Stored data entries:
◇ ◇ ◇ ◇ ◇

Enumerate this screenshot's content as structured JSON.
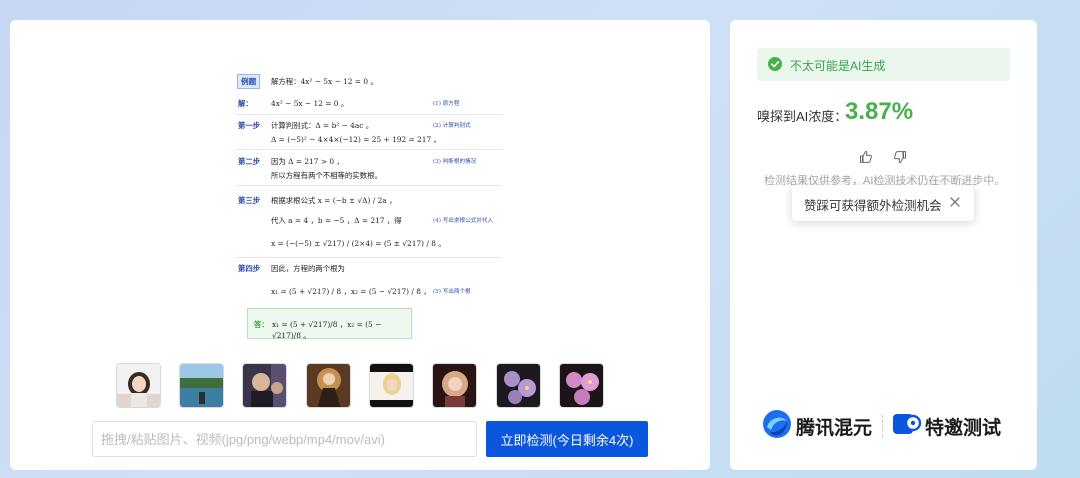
{
  "preview": {
    "badge": "例题",
    "problem": "解方程：4x² − 5x − 12 = 0 。",
    "solve_label": "解：",
    "solve_eq": "4x² − 5x − 12 = 0 。",
    "solve_note": "(1) 原方程",
    "step1_label": "第一步",
    "step1_line1": "计算判别式：Δ = b² − 4ac 。",
    "step1_line2": "Δ = (−5)² − 4×4×(−12) = 25 + 192 = 217 。",
    "step1_note": "(2) 计算判别式",
    "step2_label": "第二步",
    "step2_line1": "因为 Δ = 217 > 0 ，",
    "step2_line2": "所以方程有两个不相等的实数根。",
    "step2_note": "(3) 判断根的情况",
    "step3_label": "第三步",
    "step3_line1": "根据求根公式 x = (−b ± √Δ) / 2a ，",
    "step3_line2": "代入 a = 4 ，b = −5 ，Δ = 217 ，得",
    "step3_line3": "x = (−(−5) ± √217) / (2×4) = (5 ± √217) / 8 。",
    "step3_note": "(4) 写出求根公式并代入",
    "step4_label": "第四步",
    "step4_line1": "因此，方程的两个根为",
    "step4_line2": "x₁ = (5 + √217) / 8 ，x₂ = (5 − √217) / 8 ，",
    "step4_note": "(5) 写出两个根",
    "answer_label": "答：",
    "answer_body": "x₁ = (5 + √217)/8 ，x₂ = (5 − √217)/8 。"
  },
  "upload": {
    "placeholder": "拖拽/粘贴图片、视频(jpg/png/webp/mp4/mov/avi)",
    "button": "立即检测(今日剩余4次)"
  },
  "result": {
    "verdict": "不太可能是AI生成",
    "concentration_label": "嗅探到AI浓度：",
    "concentration_value": "3.87%",
    "disclaimer": "检测结果仅供参考，AI检测技术仍在不断进步中。",
    "tooltip": "赞踩可获得额外检测机会"
  },
  "brand": {
    "logo1_name": "腾讯混元",
    "logo2_name": "特邀测试"
  },
  "colors": {
    "accent_blue": "#0a56dd",
    "success_green": "#4ab04f",
    "verdict_bg": "#ebf7ec"
  },
  "icons": {
    "verdict": "check-circle-icon",
    "like": "thumbs-up-icon",
    "dislike": "thumbs-down-icon",
    "close": "close-icon"
  }
}
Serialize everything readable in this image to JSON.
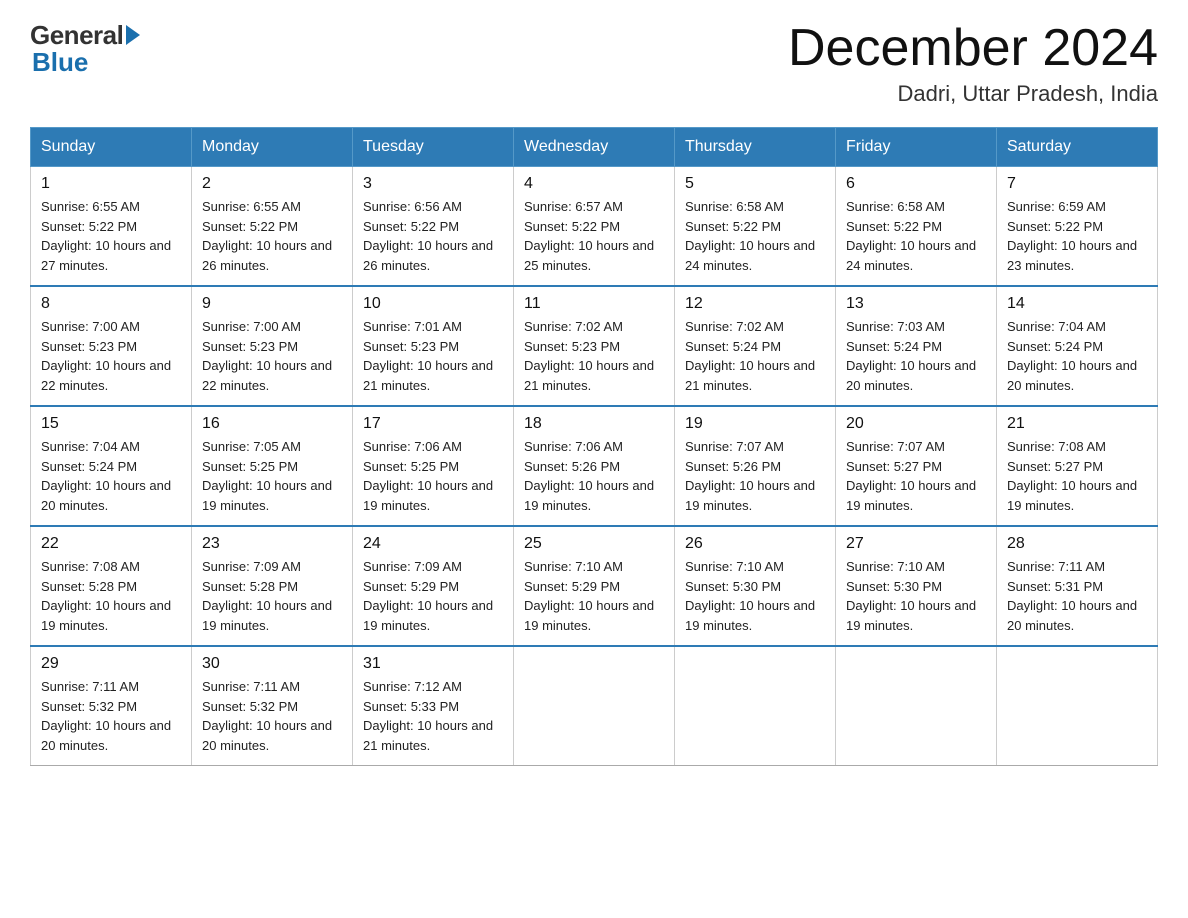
{
  "header": {
    "logo_general": "General",
    "logo_blue": "Blue",
    "month_title": "December 2024",
    "location": "Dadri, Uttar Pradesh, India"
  },
  "weekdays": [
    "Sunday",
    "Monday",
    "Tuesday",
    "Wednesday",
    "Thursday",
    "Friday",
    "Saturday"
  ],
  "weeks": [
    [
      {
        "day": "1",
        "sunrise": "6:55 AM",
        "sunset": "5:22 PM",
        "daylight": "10 hours and 27 minutes."
      },
      {
        "day": "2",
        "sunrise": "6:55 AM",
        "sunset": "5:22 PM",
        "daylight": "10 hours and 26 minutes."
      },
      {
        "day": "3",
        "sunrise": "6:56 AM",
        "sunset": "5:22 PM",
        "daylight": "10 hours and 26 minutes."
      },
      {
        "day": "4",
        "sunrise": "6:57 AM",
        "sunset": "5:22 PM",
        "daylight": "10 hours and 25 minutes."
      },
      {
        "day": "5",
        "sunrise": "6:58 AM",
        "sunset": "5:22 PM",
        "daylight": "10 hours and 24 minutes."
      },
      {
        "day": "6",
        "sunrise": "6:58 AM",
        "sunset": "5:22 PM",
        "daylight": "10 hours and 24 minutes."
      },
      {
        "day": "7",
        "sunrise": "6:59 AM",
        "sunset": "5:22 PM",
        "daylight": "10 hours and 23 minutes."
      }
    ],
    [
      {
        "day": "8",
        "sunrise": "7:00 AM",
        "sunset": "5:23 PM",
        "daylight": "10 hours and 22 minutes."
      },
      {
        "day": "9",
        "sunrise": "7:00 AM",
        "sunset": "5:23 PM",
        "daylight": "10 hours and 22 minutes."
      },
      {
        "day": "10",
        "sunrise": "7:01 AM",
        "sunset": "5:23 PM",
        "daylight": "10 hours and 21 minutes."
      },
      {
        "day": "11",
        "sunrise": "7:02 AM",
        "sunset": "5:23 PM",
        "daylight": "10 hours and 21 minutes."
      },
      {
        "day": "12",
        "sunrise": "7:02 AM",
        "sunset": "5:24 PM",
        "daylight": "10 hours and 21 minutes."
      },
      {
        "day": "13",
        "sunrise": "7:03 AM",
        "sunset": "5:24 PM",
        "daylight": "10 hours and 20 minutes."
      },
      {
        "day": "14",
        "sunrise": "7:04 AM",
        "sunset": "5:24 PM",
        "daylight": "10 hours and 20 minutes."
      }
    ],
    [
      {
        "day": "15",
        "sunrise": "7:04 AM",
        "sunset": "5:24 PM",
        "daylight": "10 hours and 20 minutes."
      },
      {
        "day": "16",
        "sunrise": "7:05 AM",
        "sunset": "5:25 PM",
        "daylight": "10 hours and 19 minutes."
      },
      {
        "day": "17",
        "sunrise": "7:06 AM",
        "sunset": "5:25 PM",
        "daylight": "10 hours and 19 minutes."
      },
      {
        "day": "18",
        "sunrise": "7:06 AM",
        "sunset": "5:26 PM",
        "daylight": "10 hours and 19 minutes."
      },
      {
        "day": "19",
        "sunrise": "7:07 AM",
        "sunset": "5:26 PM",
        "daylight": "10 hours and 19 minutes."
      },
      {
        "day": "20",
        "sunrise": "7:07 AM",
        "sunset": "5:27 PM",
        "daylight": "10 hours and 19 minutes."
      },
      {
        "day": "21",
        "sunrise": "7:08 AM",
        "sunset": "5:27 PM",
        "daylight": "10 hours and 19 minutes."
      }
    ],
    [
      {
        "day": "22",
        "sunrise": "7:08 AM",
        "sunset": "5:28 PM",
        "daylight": "10 hours and 19 minutes."
      },
      {
        "day": "23",
        "sunrise": "7:09 AM",
        "sunset": "5:28 PM",
        "daylight": "10 hours and 19 minutes."
      },
      {
        "day": "24",
        "sunrise": "7:09 AM",
        "sunset": "5:29 PM",
        "daylight": "10 hours and 19 minutes."
      },
      {
        "day": "25",
        "sunrise": "7:10 AM",
        "sunset": "5:29 PM",
        "daylight": "10 hours and 19 minutes."
      },
      {
        "day": "26",
        "sunrise": "7:10 AM",
        "sunset": "5:30 PM",
        "daylight": "10 hours and 19 minutes."
      },
      {
        "day": "27",
        "sunrise": "7:10 AM",
        "sunset": "5:30 PM",
        "daylight": "10 hours and 19 minutes."
      },
      {
        "day": "28",
        "sunrise": "7:11 AM",
        "sunset": "5:31 PM",
        "daylight": "10 hours and 20 minutes."
      }
    ],
    [
      {
        "day": "29",
        "sunrise": "7:11 AM",
        "sunset": "5:32 PM",
        "daylight": "10 hours and 20 minutes."
      },
      {
        "day": "30",
        "sunrise": "7:11 AM",
        "sunset": "5:32 PM",
        "daylight": "10 hours and 20 minutes."
      },
      {
        "day": "31",
        "sunrise": "7:12 AM",
        "sunset": "5:33 PM",
        "daylight": "10 hours and 21 minutes."
      },
      null,
      null,
      null,
      null
    ]
  ],
  "labels": {
    "sunrise": "Sunrise: ",
    "sunset": "Sunset: ",
    "daylight": "Daylight: "
  }
}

◇ ◇ ◇ ◇ ◇

Exercise directions: All lines above containing the string "JSON" are to be collected.

Final result:
Enumerate this screenshot's content as structured JSON.
Serialize everything readable in this image to JSON.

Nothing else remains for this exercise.